Source passage >>
That’s a lot of things to worry about, and that’s only the tip of the ice berg. There are many other managerial concerns. This is why I’m telling you that your great ideas for a menu, and incredible talent for cooking will only get you 1/3 of the way to operating a successful restaurant.

4) Poor pricing strategy

Strategy? Yes, strategy. You need to have a method for pricing your menu. You can’t just look at what everyone else is charging, and charge the same. The financial picture of your business is different than every other business out there, and you need to have a pricing strategy that takes your unique financial situation into account.

When considering pricing strategy, I first need to tell you what is being done out there now, in restaurants all over the country, even the world, because the point of this article is to tell you what mistakes everyone else is making.

The predominant method to pricing menus in the food service industry is to use a budgeted cost percentage to formulate prices that will yield that budgeted percentage when the sale of all your different items is taken into account. This method assumes that if you sell X dollars of food, and Y percentage of those dollars go to pay for the food, then you will get Z profit.

The major problem with this pricing method is that most operating expenses within a restaurant do not fluctuate as a percentage of sales. The rent of a restaurant is not always 5% of sales. If sales are down, the percentage goes up, if sales are up, the percentage goes down. Simply achieving a target food cost percentage does not guarantee that a restaurant will make the profit they priced for.

The common sense alternative to pricing by a target percentage is pricing according to the markup you need to cover the expense of doing business, leaving you with a profit you find acceptable. This method is called pricing by gross profit dollars. The basic principle of this method states that you can assume, through calculation, how much every person that walks through your door will cost you to serve, and that with this number you can price your menu to yield an average gross profit greater than the cost necessary to serve every person who walks through your door, in addition to your needed profit. Adjusting these prices according to market price points yields a gross profit that will cover your operating costs, your product costs, and the profit that you decide you need to make for this venture to be worth your time.

What the task requires >> Extend the passage on restaurant menu pricing, starting after its final sentence.

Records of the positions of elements
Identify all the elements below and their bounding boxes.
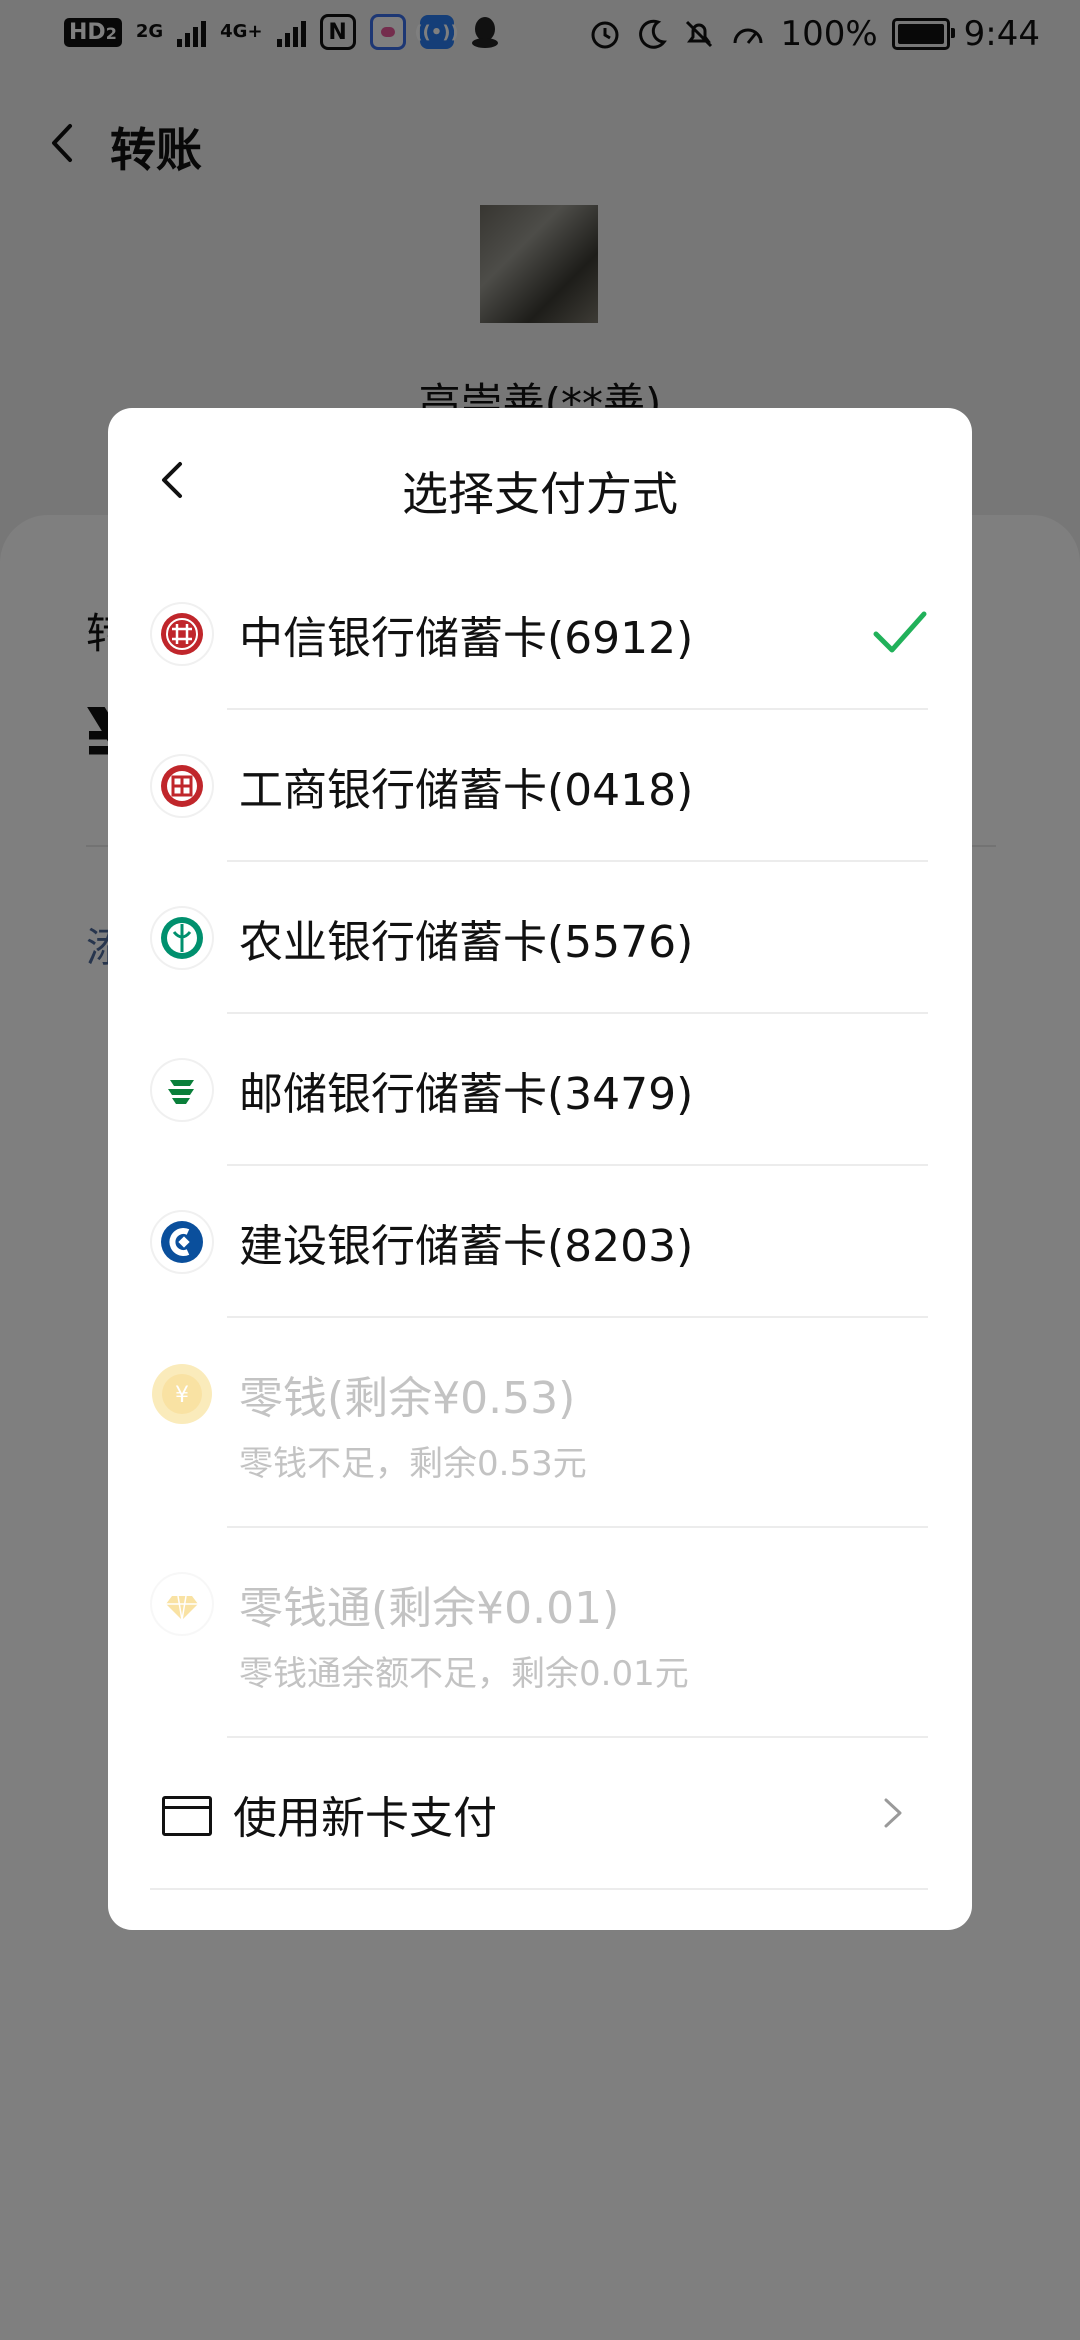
- new-card-label: 使用新卡支付: [233, 1793, 497, 1844]
- payment-method-lingqiantong: 零钱通(剩余¥0.01) 零钱通余额不足，剩余0.01元: [108, 1528, 972, 1738]
- payment-method-psbc[interactable]: 邮储银行储蓄卡(3479): [108, 1014, 972, 1166]
- dialog-title: 选择支付方式: [402, 467, 678, 521]
- payment-method-balance: ¥ 零钱(剩余¥0.53) 零钱不足，剩余0.53元: [108, 1318, 972, 1528]
- payment-method-label: 中信银行储蓄卡(6912): [239, 613, 694, 664]
- payment-method-label: 农业银行储蓄卡(5576): [239, 917, 694, 968]
- payment-method-abc[interactable]: 农业银行储蓄卡(5576): [108, 862, 972, 1014]
- payment-method-label: 零钱(剩余¥0.53): [239, 1373, 576, 1424]
- yen-coin-icon: ¥: [152, 1364, 212, 1424]
- chevron-right-icon: [884, 1798, 902, 1828]
- payment-method-label: 邮储银行储蓄卡(3479): [239, 1069, 694, 1120]
- divider: [150, 1888, 928, 1890]
- payment-method-label: 零钱通(剩余¥0.01): [239, 1583, 620, 1634]
- new-card-button[interactable]: 使用新卡支付: [108, 1738, 972, 1890]
- diamond-icon: [152, 1574, 212, 1634]
- payment-method-icbc[interactable]: 工商银行储蓄卡(0418): [108, 710, 972, 862]
- payment-method-note: 零钱通余额不足，剩余0.01元: [239, 1654, 689, 1694]
- abc-bank-icon: [152, 908, 212, 968]
- payment-method-label: 建设银行储蓄卡(8203): [239, 1221, 694, 1272]
- payment-method-dialog: 选择支付方式 中信银行储蓄卡(6912) 工商银行储蓄卡(0418) 农业银行储…: [108, 408, 972, 1930]
- payment-method-citic[interactable]: 中信银行储蓄卡(6912): [108, 558, 972, 710]
- ccb-bank-icon: [152, 1212, 212, 1272]
- check-icon: [873, 611, 927, 653]
- icbc-bank-icon: [152, 756, 212, 816]
- citic-bank-icon: [152, 604, 212, 664]
- payment-method-label: 工商银行储蓄卡(0418): [239, 765, 694, 816]
- psbc-bank-icon: [152, 1060, 212, 1120]
- card-icon: [162, 1796, 212, 1836]
- payment-method-ccb[interactable]: 建设银行储蓄卡(8203): [108, 1166, 972, 1318]
- svg-text:¥: ¥: [175, 1383, 189, 1408]
- payment-method-note: 零钱不足，剩余0.53元: [239, 1444, 587, 1484]
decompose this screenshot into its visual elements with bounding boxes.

Answer to this problem >>
Pricing by gross profit is the only method of pricing that takes into account every cost of operating a business, including profit.

5) No marketing skill

This may be the biggest restaurant killer of them all. I’ve talked to hundreds of restaurant owners in my day. I have yet to meet ONE that didn’t underestimate the importance of marketing. As I stated earlier, marketing is 1/3 of the reason you succeed or fail. I may even have to give marketing the extra 1% of the 100% possible when splitting reasons for success into 1/3rds, and say that it is even more important than good food and service, or management skill.

If I have a catch phrase about marketing, it’s this:

“No matter how great your food is, if no one knows, it won’t sell.”

The worst fallacy I see new restaurant owners buy into, is that they can market their new restaurant through “word of mouth”.

Yes, word of mouth marketing is fantastic. New customers are more likely to act on the recommendation of a past customer than they are an ad by you. That much is true.

The problem with assuming word of mouth marketing is going to make throngs of people do the Tennessee Waltz through your door is that when you’re new, NO ONE KNOWS ABOUT YOU! You CAN’T depend on word of mouth marketing until you’re established!

For this reason, a marketing program driven by “word of mouth” marketing for a startup restaurant is a recipe for failure. You need a better plan.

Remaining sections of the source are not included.